------ Given information ------
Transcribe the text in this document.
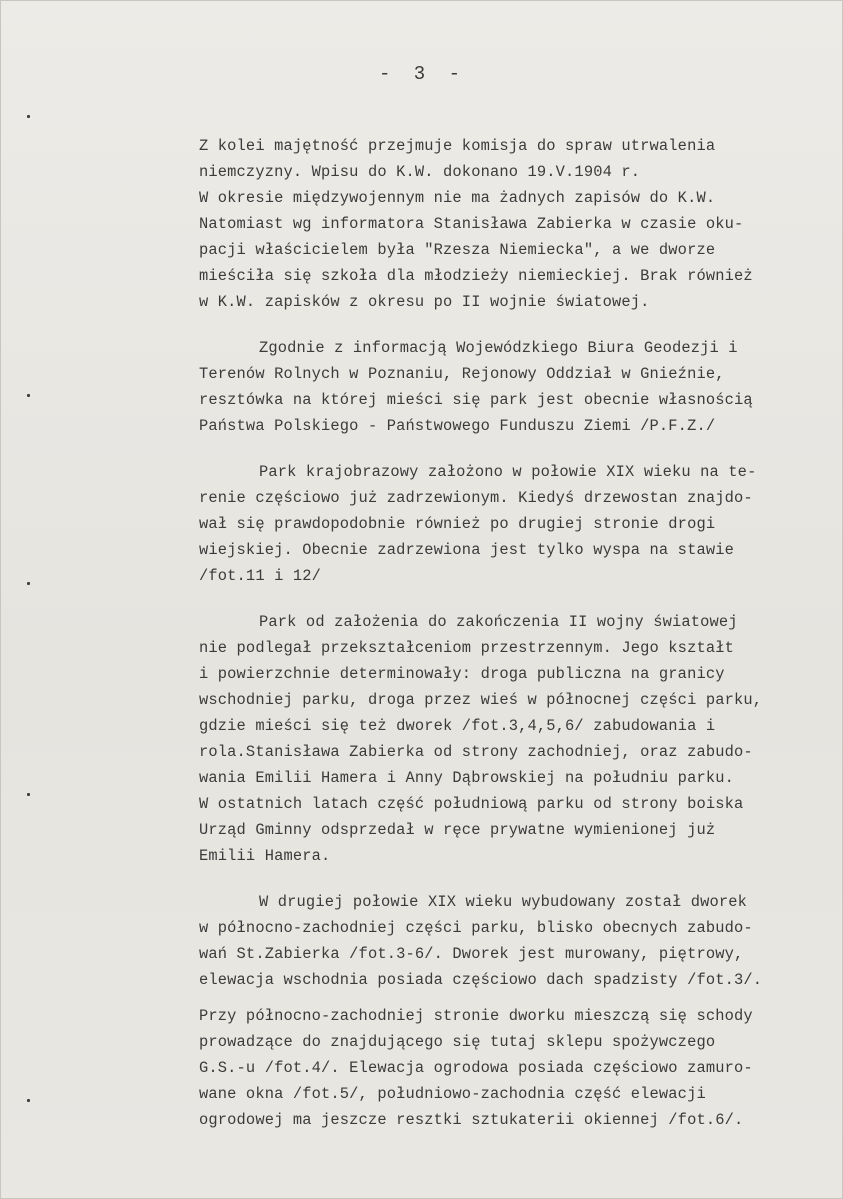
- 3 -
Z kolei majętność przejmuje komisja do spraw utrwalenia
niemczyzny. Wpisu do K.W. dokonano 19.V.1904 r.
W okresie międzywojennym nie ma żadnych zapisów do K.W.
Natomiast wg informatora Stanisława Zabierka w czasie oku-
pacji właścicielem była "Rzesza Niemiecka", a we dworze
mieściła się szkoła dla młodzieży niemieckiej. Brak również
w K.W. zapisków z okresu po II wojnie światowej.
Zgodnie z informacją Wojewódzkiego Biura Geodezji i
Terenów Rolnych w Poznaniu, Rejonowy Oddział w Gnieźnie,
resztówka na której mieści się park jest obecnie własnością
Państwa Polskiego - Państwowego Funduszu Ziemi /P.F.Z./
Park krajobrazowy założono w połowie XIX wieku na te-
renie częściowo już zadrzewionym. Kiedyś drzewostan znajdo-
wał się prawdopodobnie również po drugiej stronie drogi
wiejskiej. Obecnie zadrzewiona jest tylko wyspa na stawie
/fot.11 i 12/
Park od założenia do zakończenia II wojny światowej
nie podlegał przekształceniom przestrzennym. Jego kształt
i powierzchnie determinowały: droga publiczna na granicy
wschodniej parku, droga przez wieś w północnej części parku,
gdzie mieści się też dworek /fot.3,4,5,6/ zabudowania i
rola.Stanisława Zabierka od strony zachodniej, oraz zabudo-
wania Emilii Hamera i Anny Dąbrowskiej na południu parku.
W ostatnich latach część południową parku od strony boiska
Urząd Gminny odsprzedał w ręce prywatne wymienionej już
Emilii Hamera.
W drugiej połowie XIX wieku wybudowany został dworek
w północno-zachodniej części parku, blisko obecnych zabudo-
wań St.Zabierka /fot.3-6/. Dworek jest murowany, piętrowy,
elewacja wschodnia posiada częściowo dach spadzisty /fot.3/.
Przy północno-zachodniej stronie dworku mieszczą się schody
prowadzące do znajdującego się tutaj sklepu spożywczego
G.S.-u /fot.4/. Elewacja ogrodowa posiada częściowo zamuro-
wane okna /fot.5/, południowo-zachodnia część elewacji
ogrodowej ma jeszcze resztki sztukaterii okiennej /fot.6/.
------
------ Given information ------
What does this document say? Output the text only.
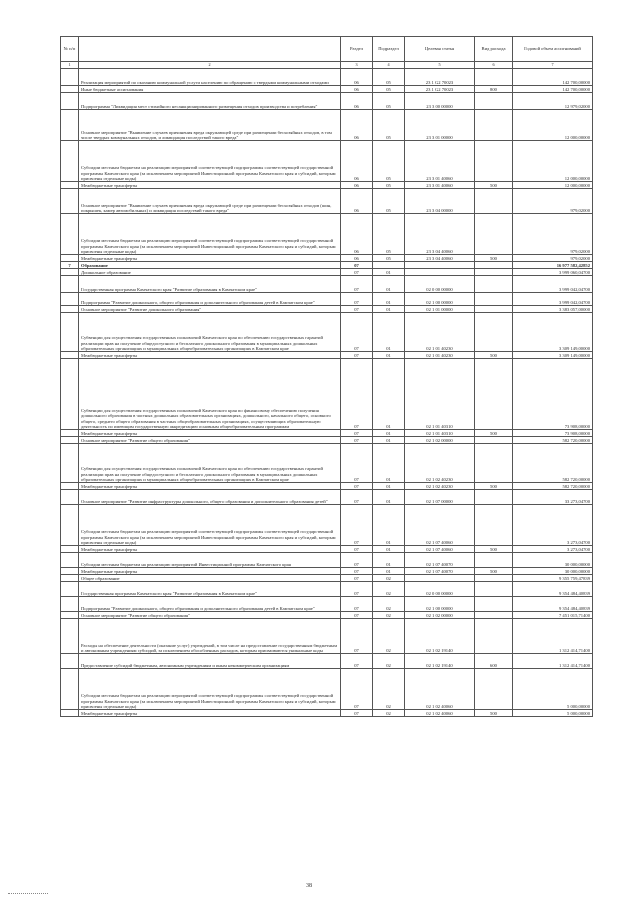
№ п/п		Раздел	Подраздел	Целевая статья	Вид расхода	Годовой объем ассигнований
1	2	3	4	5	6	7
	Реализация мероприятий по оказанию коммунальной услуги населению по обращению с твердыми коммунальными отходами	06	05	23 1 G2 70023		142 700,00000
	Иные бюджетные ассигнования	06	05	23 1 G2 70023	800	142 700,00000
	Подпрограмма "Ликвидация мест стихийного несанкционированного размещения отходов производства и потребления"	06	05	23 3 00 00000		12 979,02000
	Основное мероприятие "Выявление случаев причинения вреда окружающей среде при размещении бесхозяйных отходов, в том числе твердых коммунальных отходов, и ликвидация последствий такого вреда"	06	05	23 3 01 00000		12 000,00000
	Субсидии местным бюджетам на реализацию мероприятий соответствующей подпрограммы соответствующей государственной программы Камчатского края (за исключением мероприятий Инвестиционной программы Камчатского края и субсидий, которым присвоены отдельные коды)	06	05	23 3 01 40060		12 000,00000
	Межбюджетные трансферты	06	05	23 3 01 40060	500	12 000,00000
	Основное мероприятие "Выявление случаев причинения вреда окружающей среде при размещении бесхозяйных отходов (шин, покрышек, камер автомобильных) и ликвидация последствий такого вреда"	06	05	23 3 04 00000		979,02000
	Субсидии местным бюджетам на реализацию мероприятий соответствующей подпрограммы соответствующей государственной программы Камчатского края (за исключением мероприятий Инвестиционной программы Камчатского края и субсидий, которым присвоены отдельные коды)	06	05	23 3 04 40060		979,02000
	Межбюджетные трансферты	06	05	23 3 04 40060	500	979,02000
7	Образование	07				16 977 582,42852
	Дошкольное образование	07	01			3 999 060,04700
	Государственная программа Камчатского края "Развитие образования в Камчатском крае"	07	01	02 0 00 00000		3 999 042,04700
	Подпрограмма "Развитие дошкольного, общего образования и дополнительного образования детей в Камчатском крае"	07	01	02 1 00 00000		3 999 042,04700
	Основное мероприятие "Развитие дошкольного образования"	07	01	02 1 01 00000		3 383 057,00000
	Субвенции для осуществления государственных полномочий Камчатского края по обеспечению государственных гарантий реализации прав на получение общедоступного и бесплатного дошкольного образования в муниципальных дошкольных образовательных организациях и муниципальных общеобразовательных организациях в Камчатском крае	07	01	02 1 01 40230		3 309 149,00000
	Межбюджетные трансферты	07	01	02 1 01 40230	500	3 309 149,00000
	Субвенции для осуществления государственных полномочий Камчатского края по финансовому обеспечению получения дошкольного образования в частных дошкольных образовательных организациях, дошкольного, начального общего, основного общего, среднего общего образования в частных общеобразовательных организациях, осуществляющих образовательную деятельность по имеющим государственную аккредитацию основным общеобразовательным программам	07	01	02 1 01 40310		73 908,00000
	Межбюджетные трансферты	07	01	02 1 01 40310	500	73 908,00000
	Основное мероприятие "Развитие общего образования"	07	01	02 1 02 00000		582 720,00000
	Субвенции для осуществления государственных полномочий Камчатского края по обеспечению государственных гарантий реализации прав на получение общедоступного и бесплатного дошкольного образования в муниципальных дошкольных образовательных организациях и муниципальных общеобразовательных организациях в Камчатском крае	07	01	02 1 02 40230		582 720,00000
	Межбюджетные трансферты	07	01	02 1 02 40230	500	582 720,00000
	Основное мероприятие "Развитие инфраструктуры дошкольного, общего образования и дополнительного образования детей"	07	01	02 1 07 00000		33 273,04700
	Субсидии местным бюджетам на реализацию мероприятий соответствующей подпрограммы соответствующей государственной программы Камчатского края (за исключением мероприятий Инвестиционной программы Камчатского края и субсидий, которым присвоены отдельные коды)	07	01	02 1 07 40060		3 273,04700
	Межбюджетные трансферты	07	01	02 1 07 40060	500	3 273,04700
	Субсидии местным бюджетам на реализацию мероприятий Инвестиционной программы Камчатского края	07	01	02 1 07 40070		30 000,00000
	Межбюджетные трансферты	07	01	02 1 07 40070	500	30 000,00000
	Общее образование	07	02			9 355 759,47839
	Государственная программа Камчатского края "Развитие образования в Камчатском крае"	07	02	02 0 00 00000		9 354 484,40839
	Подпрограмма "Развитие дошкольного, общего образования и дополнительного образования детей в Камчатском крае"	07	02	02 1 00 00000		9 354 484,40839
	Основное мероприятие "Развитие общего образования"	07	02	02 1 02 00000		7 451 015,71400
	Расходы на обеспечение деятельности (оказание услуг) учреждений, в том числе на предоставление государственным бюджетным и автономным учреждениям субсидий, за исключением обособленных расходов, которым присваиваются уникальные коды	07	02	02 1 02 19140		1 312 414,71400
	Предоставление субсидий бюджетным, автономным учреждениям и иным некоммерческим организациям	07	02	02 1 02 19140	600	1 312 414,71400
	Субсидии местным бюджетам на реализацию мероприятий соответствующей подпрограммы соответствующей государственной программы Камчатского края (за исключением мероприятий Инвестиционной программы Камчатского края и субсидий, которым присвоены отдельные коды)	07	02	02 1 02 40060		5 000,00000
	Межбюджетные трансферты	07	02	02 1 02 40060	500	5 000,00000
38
------
• **Task statement**:
Filter the listing above by the word "Zabierka"; copy each line that passes.

• **Correct output**:
Natomiast wg informatora Stanisława Zabierka w czasie oku-
rola.Stanisława Zabierka od strony zachodniej, oraz zabudo-
wań St.Zabierka /fot.3-6/. Dworek jest murowany, piętrowy,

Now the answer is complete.